→ Exercise objective
Can you give all the records again without altering a single character?

→ Extracted data
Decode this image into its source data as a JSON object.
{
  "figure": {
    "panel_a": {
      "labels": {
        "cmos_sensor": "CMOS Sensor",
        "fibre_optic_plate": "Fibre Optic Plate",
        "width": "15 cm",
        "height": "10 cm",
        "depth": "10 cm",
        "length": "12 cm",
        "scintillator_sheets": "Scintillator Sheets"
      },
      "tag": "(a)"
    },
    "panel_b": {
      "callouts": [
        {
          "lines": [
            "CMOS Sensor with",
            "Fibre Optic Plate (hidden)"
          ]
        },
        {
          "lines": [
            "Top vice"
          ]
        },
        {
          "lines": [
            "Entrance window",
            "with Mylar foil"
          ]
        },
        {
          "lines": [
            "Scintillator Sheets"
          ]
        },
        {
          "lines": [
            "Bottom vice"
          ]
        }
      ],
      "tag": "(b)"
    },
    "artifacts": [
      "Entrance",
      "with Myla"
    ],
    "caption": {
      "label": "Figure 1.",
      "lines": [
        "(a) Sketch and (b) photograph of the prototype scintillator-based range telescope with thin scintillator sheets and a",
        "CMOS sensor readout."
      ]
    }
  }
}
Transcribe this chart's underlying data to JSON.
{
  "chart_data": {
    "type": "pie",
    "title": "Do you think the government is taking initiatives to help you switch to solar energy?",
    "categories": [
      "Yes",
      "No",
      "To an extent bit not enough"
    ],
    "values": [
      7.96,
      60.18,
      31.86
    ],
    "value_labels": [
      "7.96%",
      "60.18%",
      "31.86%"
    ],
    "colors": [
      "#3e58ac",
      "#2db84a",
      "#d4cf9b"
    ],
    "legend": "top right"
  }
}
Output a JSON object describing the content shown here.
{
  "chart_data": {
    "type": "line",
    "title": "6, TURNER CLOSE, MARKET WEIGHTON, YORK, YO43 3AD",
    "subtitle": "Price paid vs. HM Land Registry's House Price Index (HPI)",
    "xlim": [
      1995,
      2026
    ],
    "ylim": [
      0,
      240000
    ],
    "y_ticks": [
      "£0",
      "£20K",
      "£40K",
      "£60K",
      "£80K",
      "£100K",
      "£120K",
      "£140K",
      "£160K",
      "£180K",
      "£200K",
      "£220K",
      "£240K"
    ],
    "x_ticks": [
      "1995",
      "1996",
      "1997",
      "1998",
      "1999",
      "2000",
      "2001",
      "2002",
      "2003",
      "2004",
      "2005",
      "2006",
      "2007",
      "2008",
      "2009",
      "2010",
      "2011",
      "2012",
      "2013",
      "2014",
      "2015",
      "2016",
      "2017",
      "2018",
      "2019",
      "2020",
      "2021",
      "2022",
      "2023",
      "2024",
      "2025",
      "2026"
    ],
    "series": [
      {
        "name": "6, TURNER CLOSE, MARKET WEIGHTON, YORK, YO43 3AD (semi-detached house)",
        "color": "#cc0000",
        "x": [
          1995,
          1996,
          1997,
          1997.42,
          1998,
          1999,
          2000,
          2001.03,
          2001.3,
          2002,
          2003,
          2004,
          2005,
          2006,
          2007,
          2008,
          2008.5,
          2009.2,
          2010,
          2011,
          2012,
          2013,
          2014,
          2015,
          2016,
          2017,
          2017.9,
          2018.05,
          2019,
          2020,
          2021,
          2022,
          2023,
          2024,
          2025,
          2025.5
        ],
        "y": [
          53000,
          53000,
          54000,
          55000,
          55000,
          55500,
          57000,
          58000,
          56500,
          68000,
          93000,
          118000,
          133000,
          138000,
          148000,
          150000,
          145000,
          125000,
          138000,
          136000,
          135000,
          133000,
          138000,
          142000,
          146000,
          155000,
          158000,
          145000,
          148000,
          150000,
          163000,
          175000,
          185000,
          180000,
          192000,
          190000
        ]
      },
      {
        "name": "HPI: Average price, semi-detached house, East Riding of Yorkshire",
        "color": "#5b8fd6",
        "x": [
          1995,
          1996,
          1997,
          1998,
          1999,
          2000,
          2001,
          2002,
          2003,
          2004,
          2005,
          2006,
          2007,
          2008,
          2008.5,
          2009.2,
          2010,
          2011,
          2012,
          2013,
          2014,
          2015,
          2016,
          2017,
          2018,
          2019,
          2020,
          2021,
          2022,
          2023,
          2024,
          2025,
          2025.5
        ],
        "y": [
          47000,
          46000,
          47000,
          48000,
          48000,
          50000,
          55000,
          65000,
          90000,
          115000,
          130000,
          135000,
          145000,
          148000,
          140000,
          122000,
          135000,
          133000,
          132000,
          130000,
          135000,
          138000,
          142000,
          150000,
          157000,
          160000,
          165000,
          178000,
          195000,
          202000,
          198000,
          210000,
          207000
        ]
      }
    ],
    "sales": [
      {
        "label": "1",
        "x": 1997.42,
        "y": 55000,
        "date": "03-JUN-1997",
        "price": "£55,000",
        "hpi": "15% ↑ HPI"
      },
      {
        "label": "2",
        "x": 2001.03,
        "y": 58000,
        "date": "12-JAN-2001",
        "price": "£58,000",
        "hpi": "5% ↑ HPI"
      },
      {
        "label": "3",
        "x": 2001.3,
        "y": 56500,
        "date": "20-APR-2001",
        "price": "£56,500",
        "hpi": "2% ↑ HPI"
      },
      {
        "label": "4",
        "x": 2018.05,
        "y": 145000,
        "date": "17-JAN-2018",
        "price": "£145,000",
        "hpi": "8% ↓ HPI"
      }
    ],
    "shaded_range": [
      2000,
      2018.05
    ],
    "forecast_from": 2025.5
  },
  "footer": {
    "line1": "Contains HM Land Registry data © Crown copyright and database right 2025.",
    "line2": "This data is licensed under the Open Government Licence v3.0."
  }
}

→ Exercise response
Decode this image into its source data as a JSON object.
{
  "figure": {
    "panel_a": {
      "labels": {
        "cmos_sensor": "CMOS Sensor",
        "fibre_optic_plate": "Fibre Optic Plate",
        "width": "15 cm",
        "height": "10 cm",
        "depth": "10 cm",
        "length": "12 cm",
        "scintillator_sheets": "Scintillator Sheets"
      },
      "tag": "(a)"
    },
    "panel_b": {
      "callouts": [
        {
          "lines": [
            "CMOS Sensor with",
            "Fibre Optic Plate (hidden)"
          ]
        },
        {
          "lines": [
            "Top vice"
          ]
        },
        {
          "lines": [
            "Entrance window",
            "with Mylar foil"
          ]
        },
        {
          "lines": [
            "Scintillator Sheets"
          ]
        },
        {
          "lines": [
            "Bottom vice"
          ]
        }
      ],
      "tag": "(b)"
    },
    "artifacts": [
      "Entrance",
      "with Myla"
    ],
    "caption": {
      "label": "Figure 1.",
      "lines": [
        "(a) Sketch and (b) photograph of the prototype scintillator-based range telescope with thin scintillator sheets and a",
        "CMOS sensor readout."
      ]
    }
  }
}
Transcribe this chart's underlying data to JSON.
{
  "chart_data": {
    "type": "pie",
    "title": "Do you think the government is taking initiatives to help you switch to solar energy?",
    "categories": [
      "Yes",
      "No",
      "To an extent bit not enough"
    ],
    "values": [
      7.96,
      60.18,
      31.86
    ],
    "value_labels": [
      "7.96%",
      "60.18%",
      "31.86%"
    ],
    "colors": [
      "#3e58ac",
      "#2db84a",
      "#d4cf9b"
    ],
    "legend": "top right"
  }
}
Output a JSON object describing the content shown here.
{
  "chart_data": {
    "type": "line",
    "title": "6, TURNER CLOSE, MARKET WEIGHTON, YORK, YO43 3AD",
    "subtitle": "Price paid vs. HM Land Registry's House Price Index (HPI)",
    "xlim": [
      1995,
      2026
    ],
    "ylim": [
      0,
      240000
    ],
    "y_ticks": [
      "£0",
      "£20K",
      "£40K",
      "£60K",
      "£80K",
      "£100K",
      "£120K",
      "£140K",
      "£160K",
      "£180K",
      "£200K",
      "£220K",
      "£240K"
    ],
    "x_ticks": [
      "1995",
      "1996",
      "1997",
      "1998",
      "1999",
      "2000",
      "2001",
      "2002",
      "2003",
      "2004",
      "2005",
      "2006",
      "2007",
      "2008",
      "2009",
      "2010",
      "2011",
      "2012",
      "2013",
      "2014",
      "2015",
      "2016",
      "2017",
      "2018",
      "2019",
      "2020",
      "2021",
      "2022",
      "2023",
      "2024",
      "2025",
      "2026"
    ],
    "series": [
      {
        "name": "6, TURNER CLOSE, MARKET WEIGHTON, YORK, YO43 3AD (semi-detached house)",
        "color": "#cc0000",
        "x": [
          1995,
          1996,
          1997,
          1997.42,
          1998,
          1999,
          2000,
          2001.03,
          2001.3,
          2002,
          2003,
          2004,
          2005,
          2006,
          2007,
          2008,
          2008.5,
          2009.2,
          2010,
          2011,
          2012,
          2013,
          2014,
          2015,
          2016,
          2017,
          2017.9,
          2018.05,
          2019,
          2020,
          2021,
          2022,
          2023,
          2024,
          2025,
          2025.5
        ],
        "y": [
          53000,
          53000,
          54000,
          55000,
          55000,
          55500,
          57000,
          58000,
          56500,
          68000,
          93000,
          118000,
          133000,
          138000,
          148000,
          150000,
          145000,
          125000,
          138000,
          136000,
          135000,
          133000,
          138000,
          142000,
          146000,
          155000,
          158000,
          145000,
          148000,
          150000,
          163000,
          175000,
          185000,
          180000,
          192000,
          190000
        ]
      },
      {
        "name": "HPI: Average price, semi-detached house, East Riding of Yorkshire",
        "color": "#5b8fd6",
        "x": [
          1995,
          1996,
          1997,
          1998,
          1999,
          2000,
          2001,
          2002,
          2003,
          2004,
          2005,
          2006,
          2007,
          2008,
          2008.5,
          2009.2,
          2010,
          2011,
          2012,
          2013,
          2014,
          2015,
          2016,
          2017,
          2018,
          2019,
          2020,
          2021,
          2022,
          2023,
          2024,
          2025,
          2025.5
        ],
        "y": [
          47000,
          46000,
          47000,
          48000,
          48000,
          50000,
          55000,
          65000,
          90000,
          115000,
          130000,
          135000,
          145000,
          148000,
          140000,
          122000,
          135000,
          133000,
          132000,
          130000,
          135000,
          138000,
          142000,
          150000,
          157000,
          160000,
          165000,
          178000,
          195000,
          202000,
          198000,
          210000,
          207000
        ]
      }
    ],
    "sales": [
      {
        "label": "1",
        "x": 1997.42,
        "y": 55000,
        "date": "03-JUN-1997",
        "price": "£55,000",
        "hpi": "15% ↑ HPI"
      },
      {
        "label": "2",
        "x": 2001.03,
        "y": 58000,
        "date": "12-JAN-2001",
        "price": "£58,000",
        "hpi": "5% ↑ HPI"
      },
      {
        "label": "3",
        "x": 2001.3,
        "y": 56500,
        "date": "20-APR-2001",
        "price": "£56,500",
        "hpi": "2% ↑ HPI"
      },
      {
        "label": "4",
        "x": 2018.05,
        "y": 145000,
        "date": "17-JAN-2018",
        "price": "£145,000",
        "hpi": "8% ↓ HPI"
      }
    ],
    "shaded_range": [
      2000,
      2018.05
    ],
    "forecast_from": 2025.5
  },
  "footer": {
    "line1": "Contains HM Land Registry data © Crown copyright and database right 2025.",
    "line2": "This data is licensed under the Open Government Licence v3.0."
  }
}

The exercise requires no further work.